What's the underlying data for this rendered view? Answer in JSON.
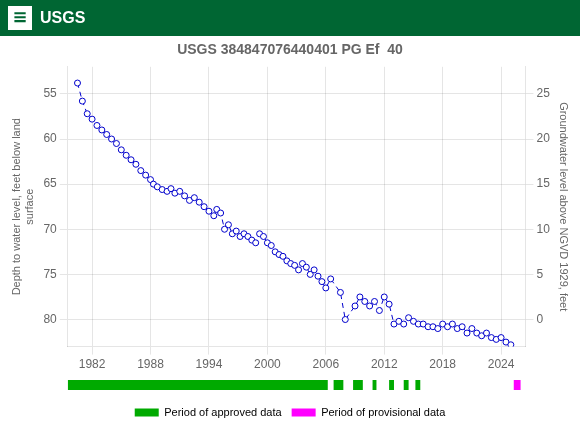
{
  "chart_data": {
    "type": "line",
    "title": "USGS 384847076440401 PG Ef  40",
    "header": {
      "logo": "≡",
      "text": "USGS",
      "color": "#006633"
    },
    "ylabel": "Depth to water level, feet below land\nsurface",
    "y2label": "Groundwater level above NGVD 1929, feet",
    "x": [
      1980.5,
      1981.0,
      1981.5,
      1982.0,
      1982.5,
      1983.0,
      1983.5,
      1984.0,
      1984.5,
      1985.0,
      1985.5,
      1986.0,
      1986.5,
      1987.0,
      1987.5,
      1988.0,
      1988.3,
      1988.7,
      1989.2,
      1989.7,
      1990.1,
      1990.5,
      1991.0,
      1991.5,
      1992.0,
      1992.5,
      1993.0,
      1993.5,
      1994.0,
      1994.5,
      1994.8,
      1995.2,
      1995.6,
      1996.0,
      1996.4,
      1996.8,
      1997.2,
      1997.6,
      1998.0,
      1998.4,
      1998.8,
      1999.2,
      1999.6,
      2000.0,
      2000.4,
      2000.8,
      2001.2,
      2001.6,
      2002.0,
      2002.4,
      2002.8,
      2003.2,
      2003.6,
      2004.0,
      2004.4,
      2004.8,
      2005.2,
      2005.6,
      2006.0,
      2006.5,
      2007.5,
      2008.0,
      2009.0,
      2009.5,
      2010.0,
      2010.5,
      2011.0,
      2011.5,
      2012.0,
      2012.5,
      2013.0,
      2013.5,
      2014.0,
      2014.5,
      2015.0,
      2015.5,
      2016.0,
      2016.5,
      2017.0,
      2017.5,
      2018.0,
      2018.5,
      2019.0,
      2019.5,
      2020.0,
      2020.5,
      2021.0,
      2021.5,
      2022.0,
      2022.5,
      2023.0,
      2023.5,
      2024.0,
      2024.5,
      2025.0
    ],
    "series": [
      {
        "color": "#0000cc",
        "marker": "open circle",
        "line_style": "dashed",
        "values": [
          53.8,
          55.8,
          57.2,
          57.8,
          58.5,
          59.0,
          59.5,
          60.0,
          60.5,
          61.2,
          61.8,
          62.3,
          62.8,
          63.5,
          64.0,
          64.5,
          65.0,
          65.3,
          65.6,
          65.8,
          65.5,
          66.0,
          65.8,
          66.3,
          66.8,
          66.5,
          67.0,
          67.5,
          68.0,
          68.5,
          67.8,
          68.2,
          70.0,
          69.5,
          70.5,
          70.2,
          70.8,
          70.5,
          70.8,
          71.2,
          71.5,
          70.5,
          70.8,
          71.5,
          71.8,
          72.5,
          72.8,
          73.0,
          73.5,
          73.8,
          74.0,
          74.5,
          73.8,
          74.2,
          75.0,
          74.5,
          75.2,
          75.8,
          76.5,
          75.5,
          77.0,
          80.0,
          78.5,
          77.5,
          78.0,
          78.5,
          78.0,
          79.0,
          77.5,
          78.3,
          80.5,
          80.2,
          80.5,
          79.8,
          80.2,
          80.5,
          80.5,
          80.8,
          80.8,
          81.0,
          80.5,
          80.8,
          80.5,
          81.0,
          80.8,
          81.5,
          81.0,
          81.5,
          81.8,
          81.5,
          82.0,
          82.2,
          82.0,
          82.5,
          82.8
        ]
      }
    ],
    "xlim": [
      1979.5,
      2026.5
    ],
    "xticks": [
      1982,
      1988,
      1994,
      2000,
      2006,
      2012,
      2018,
      2024
    ],
    "ylim": [
      83,
      52
    ],
    "yticks": [
      55,
      60,
      65,
      70,
      75,
      80
    ],
    "y2lim": [
      -3,
      28
    ],
    "y2ticks": [
      25,
      20,
      15,
      10,
      5,
      0
    ],
    "grid": true,
    "legend": "bottom",
    "periods": [
      {
        "name": "Period of approved data",
        "color": "#00aa00",
        "ranges": [
          [
            1979.5,
            2006.2
          ],
          [
            2006.8,
            2007.8
          ],
          [
            2008.8,
            2009.8
          ],
          [
            2010.8,
            2011.2
          ],
          [
            2012.5,
            2013.0
          ],
          [
            2014.0,
            2014.5
          ],
          [
            2015.2,
            2015.7
          ]
        ]
      },
      {
        "name": "Period of provisional data",
        "color": "#ff00ff",
        "ranges": [
          [
            2025.3,
            2026.0
          ]
        ]
      }
    ]
  }
}
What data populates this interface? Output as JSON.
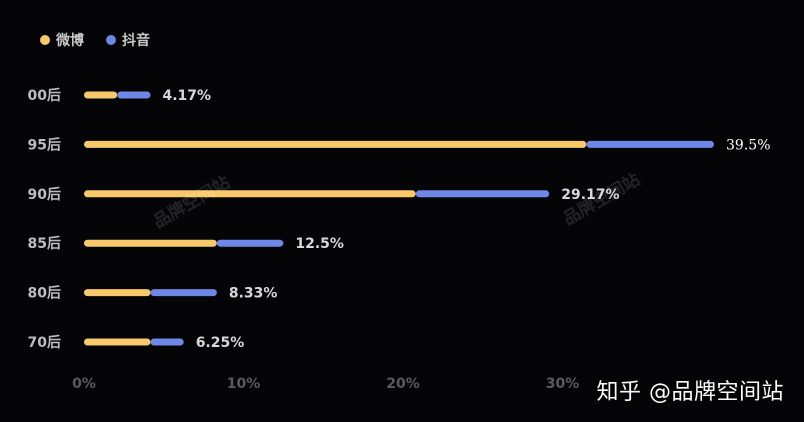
{
  "legend": [
    {
      "name": "微博",
      "color": "#F7C96A"
    },
    {
      "name": "抖音",
      "color": "#6E86E6"
    }
  ],
  "watermark": "品牌空间站",
  "credit": "知乎 @品牌空间站",
  "chart_data": {
    "type": "bar",
    "orientation": "horizontal",
    "stacked": true,
    "categories": [
      "00后",
      "95后",
      "90后",
      "85后",
      "80后",
      "70后"
    ],
    "series": [
      {
        "name": "微博",
        "color": "#F7C96A",
        "values": [
          2.08,
          31.5,
          20.8,
          8.33,
          4.17,
          4.17
        ]
      },
      {
        "name": "抖音",
        "color": "#6E86E6",
        "values": [
          2.09,
          8.0,
          8.37,
          4.17,
          4.16,
          2.08
        ]
      }
    ],
    "totals_labels": [
      "4.17%",
      "39.5%",
      "29.17%",
      "12.5%",
      "8.33%",
      "6.25%"
    ],
    "x_ticks": [
      "0%",
      "10%",
      "20%",
      "30%"
    ],
    "xlim": [
      0,
      40
    ],
    "legend_position": "top-left",
    "grid": false
  }
}
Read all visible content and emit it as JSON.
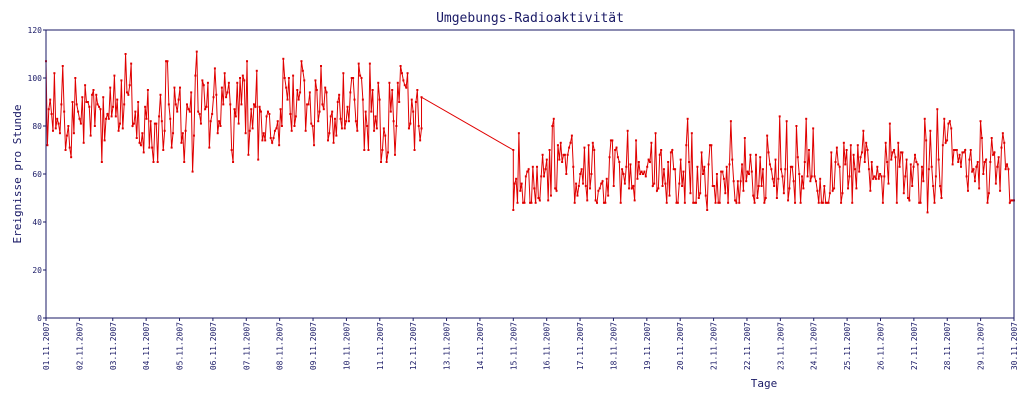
{
  "chart_data": {
    "type": "line",
    "title": "Umgebungs-Radioaktivität",
    "xlabel": "Tage",
    "ylabel": "Ereignisse pro Stunde",
    "ylim": [
      0,
      120
    ],
    "yticks": [
      0,
      20,
      40,
      60,
      80,
      100,
      120
    ],
    "xlim": [
      0,
      29
    ],
    "x_tick_labels": [
      "01.11.2007",
      "02.11.2007",
      "03.11.2007",
      "04.11.2007",
      "05.11.2007",
      "06.11.2007",
      "07.11.2007",
      "08.11.2007",
      "09.11.2007",
      "10.11.2007",
      "11.11.2007",
      "12.11.2007",
      "13.11.2007",
      "14.11.2007",
      "15.11.2007",
      "16.11.2007",
      "17.11.2007",
      "18.11.2007",
      "19.11.2007",
      "20.11.2007",
      "21.11.2007",
      "22.11.2007",
      "23.11.2007",
      "24.11.2007",
      "25.11.2007",
      "26.11.2007",
      "27.11.2007",
      "28.11.2007",
      "29.11.2007",
      "30.11.2007"
    ],
    "grid": false,
    "series": [
      {
        "color": "#e00000",
        "marker": "square",
        "segments": [
          {
            "x_start": 0.0,
            "x_end": 11.25,
            "mean": 86,
            "min": 61,
            "max": 111,
            "n": 270,
            "peaks": [
              [
                0.5,
                105
              ],
              [
                0.6,
                70
              ],
              [
                2.4,
                110
              ],
              [
                3.2,
                65
              ],
              [
                3.6,
                107
              ],
              [
                4.4,
                61
              ],
              [
                4.5,
                111
              ],
              [
                7.1,
                108
              ],
              [
                9.7,
                106
              ],
              [
                3.5,
                70
              ]
            ]
          },
          {
            "x_start": 11.25,
            "x_end": 14.0,
            "points": [
              [
                11.25,
                92
              ],
              [
                14.0,
                70
              ]
            ]
          },
          {
            "x_start": 14.0,
            "x_end": 29.0,
            "mean": 60,
            "min": 44,
            "max": 87,
            "n": 360,
            "peaks": [
              [
                14.0,
                45
              ],
              [
                15.2,
                83
              ],
              [
                19.8,
                45
              ],
              [
                20.5,
                82
              ],
              [
                22.0,
                84
              ],
              [
                24.5,
                78
              ],
              [
                26.4,
                44
              ],
              [
                26.7,
                87
              ],
              [
                28.0,
                82
              ],
              [
                29.0,
                49
              ]
            ]
          }
        ]
      }
    ]
  }
}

What you have to do:
In the listing above, find each line with the word "JSON" and copy it.

Exercise solution:
What's the underlying data for this rendered view? Answer in JSON.
What data populates this interface? Output as JSON.
Read all visible content and emit it as JSON.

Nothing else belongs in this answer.